Data entries for graphics:
****************************************

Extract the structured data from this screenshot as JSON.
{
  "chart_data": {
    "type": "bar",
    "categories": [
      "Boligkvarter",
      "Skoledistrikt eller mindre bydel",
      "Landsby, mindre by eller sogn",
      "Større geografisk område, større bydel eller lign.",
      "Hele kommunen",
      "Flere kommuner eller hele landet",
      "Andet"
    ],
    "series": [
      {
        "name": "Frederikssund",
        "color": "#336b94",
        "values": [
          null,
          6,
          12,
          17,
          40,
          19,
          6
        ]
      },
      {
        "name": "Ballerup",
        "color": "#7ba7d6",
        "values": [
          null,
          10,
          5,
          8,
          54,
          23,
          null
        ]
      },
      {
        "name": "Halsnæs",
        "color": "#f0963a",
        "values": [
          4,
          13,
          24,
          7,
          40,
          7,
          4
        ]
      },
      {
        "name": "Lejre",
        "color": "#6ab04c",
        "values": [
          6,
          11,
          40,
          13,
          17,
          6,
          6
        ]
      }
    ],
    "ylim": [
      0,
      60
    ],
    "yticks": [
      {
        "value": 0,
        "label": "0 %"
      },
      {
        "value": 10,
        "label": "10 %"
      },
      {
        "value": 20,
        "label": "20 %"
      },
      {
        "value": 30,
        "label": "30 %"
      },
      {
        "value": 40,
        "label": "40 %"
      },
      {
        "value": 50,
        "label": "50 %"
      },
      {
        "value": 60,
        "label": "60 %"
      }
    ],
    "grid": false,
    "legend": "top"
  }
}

****************************************

▶ **SHORT PROBLEM**: Restate every entry word for word.

▶ **WORKED ANSWER**:
Extract the structured data from this screenshot as JSON.
{
  "chart_data": {
    "type": "bar",
    "categories": [
      "Boligkvarter",
      "Skoledistrikt eller mindre bydel",
      "Landsby, mindre by eller sogn",
      "Større geografisk område, større bydel eller lign.",
      "Hele kommunen",
      "Flere kommuner eller hele landet",
      "Andet"
    ],
    "series": [
      {
        "name": "Frederikssund",
        "color": "#336b94",
        "values": [
          null,
          6,
          12,
          17,
          40,
          19,
          6
        ]
      },
      {
        "name": "Ballerup",
        "color": "#7ba7d6",
        "values": [
          null,
          10,
          5,
          8,
          54,
          23,
          null
        ]
      },
      {
        "name": "Halsnæs",
        "color": "#f0963a",
        "values": [
          4,
          13,
          24,
          7,
          40,
          7,
          4
        ]
      },
      {
        "name": "Lejre",
        "color": "#6ab04c",
        "values": [
          6,
          11,
          40,
          13,
          17,
          6,
          6
        ]
      }
    ],
    "ylim": [
      0,
      60
    ],
    "yticks": [
      {
        "value": 0,
        "label": "0 %"
      },
      {
        "value": 10,
        "label": "10 %"
      },
      {
        "value": 20,
        "label": "20 %"
      },
      {
        "value": 30,
        "label": "30 %"
      },
      {
        "value": 40,
        "label": "40 %"
      },
      {
        "value": 50,
        "label": "50 %"
      },
      {
        "value": 60,
        "label": "60 %"
      }
    ],
    "grid": false,
    "legend": "top"
  }
}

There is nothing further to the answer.